Goal:
What follows is a listing; restate every line of it word for word.

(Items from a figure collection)
::::
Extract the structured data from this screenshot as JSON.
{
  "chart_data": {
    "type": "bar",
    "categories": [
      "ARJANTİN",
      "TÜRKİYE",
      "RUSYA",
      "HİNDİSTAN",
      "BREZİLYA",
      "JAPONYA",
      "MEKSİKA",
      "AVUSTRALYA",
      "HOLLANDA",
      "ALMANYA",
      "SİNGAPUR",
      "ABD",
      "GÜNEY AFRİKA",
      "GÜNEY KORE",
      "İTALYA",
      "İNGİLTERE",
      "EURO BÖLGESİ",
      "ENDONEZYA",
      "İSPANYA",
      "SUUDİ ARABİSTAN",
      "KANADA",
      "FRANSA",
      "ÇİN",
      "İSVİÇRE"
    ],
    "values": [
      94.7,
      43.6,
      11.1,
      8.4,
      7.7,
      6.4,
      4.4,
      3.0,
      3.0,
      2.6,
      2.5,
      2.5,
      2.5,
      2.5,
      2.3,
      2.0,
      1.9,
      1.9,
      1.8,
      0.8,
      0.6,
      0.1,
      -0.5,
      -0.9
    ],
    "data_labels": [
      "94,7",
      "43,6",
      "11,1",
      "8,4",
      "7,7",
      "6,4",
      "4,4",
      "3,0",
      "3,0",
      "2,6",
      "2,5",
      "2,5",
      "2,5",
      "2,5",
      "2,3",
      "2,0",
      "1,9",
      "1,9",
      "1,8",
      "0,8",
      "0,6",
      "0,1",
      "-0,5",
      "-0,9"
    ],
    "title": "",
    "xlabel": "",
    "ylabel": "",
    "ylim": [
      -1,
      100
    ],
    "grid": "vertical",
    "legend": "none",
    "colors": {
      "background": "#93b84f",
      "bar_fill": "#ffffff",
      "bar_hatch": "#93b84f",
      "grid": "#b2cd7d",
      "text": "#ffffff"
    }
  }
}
::::
Output of the exercise:
Extract the structured data from this screenshot as JSON.
{
  "chart_data": {
    "type": "bar",
    "categories": [
      "ARJANTİN",
      "TÜRKİYE",
      "RUSYA",
      "HİNDİSTAN",
      "BREZİLYA",
      "JAPONYA",
      "MEKSİKA",
      "AVUSTRALYA",
      "HOLLANDA",
      "ALMANYA",
      "SİNGAPUR",
      "ABD",
      "GÜNEY AFRİKA",
      "GÜNEY KORE",
      "İTALYA",
      "İNGİLTERE",
      "EURO BÖLGESİ",
      "ENDONEZYA",
      "İSPANYA",
      "SUUDİ ARABİSTAN",
      "KANADA",
      "FRANSA",
      "ÇİN",
      "İSVİÇRE"
    ],
    "values": [
      94.7,
      43.6,
      11.1,
      8.4,
      7.7,
      6.4,
      4.4,
      3.0,
      3.0,
      2.6,
      2.5,
      2.5,
      2.5,
      2.5,
      2.3,
      2.0,
      1.9,
      1.9,
      1.8,
      0.8,
      0.6,
      0.1,
      -0.5,
      -0.9
    ],
    "data_labels": [
      "94,7",
      "43,6",
      "11,1",
      "8,4",
      "7,7",
      "6,4",
      "4,4",
      "3,0",
      "3,0",
      "2,6",
      "2,5",
      "2,5",
      "2,5",
      "2,5",
      "2,3",
      "2,0",
      "1,9",
      "1,9",
      "1,8",
      "0,8",
      "0,6",
      "0,1",
      "-0,5",
      "-0,9"
    ],
    "title": "",
    "xlabel": "",
    "ylabel": "",
    "ylim": [
      -1,
      100
    ],
    "grid": "vertical",
    "legend": "none",
    "colors": {
      "background": "#93b84f",
      "bar_fill": "#ffffff",
      "bar_hatch": "#93b84f",
      "grid": "#b2cd7d",
      "text": "#ffffff"
    }
  }
}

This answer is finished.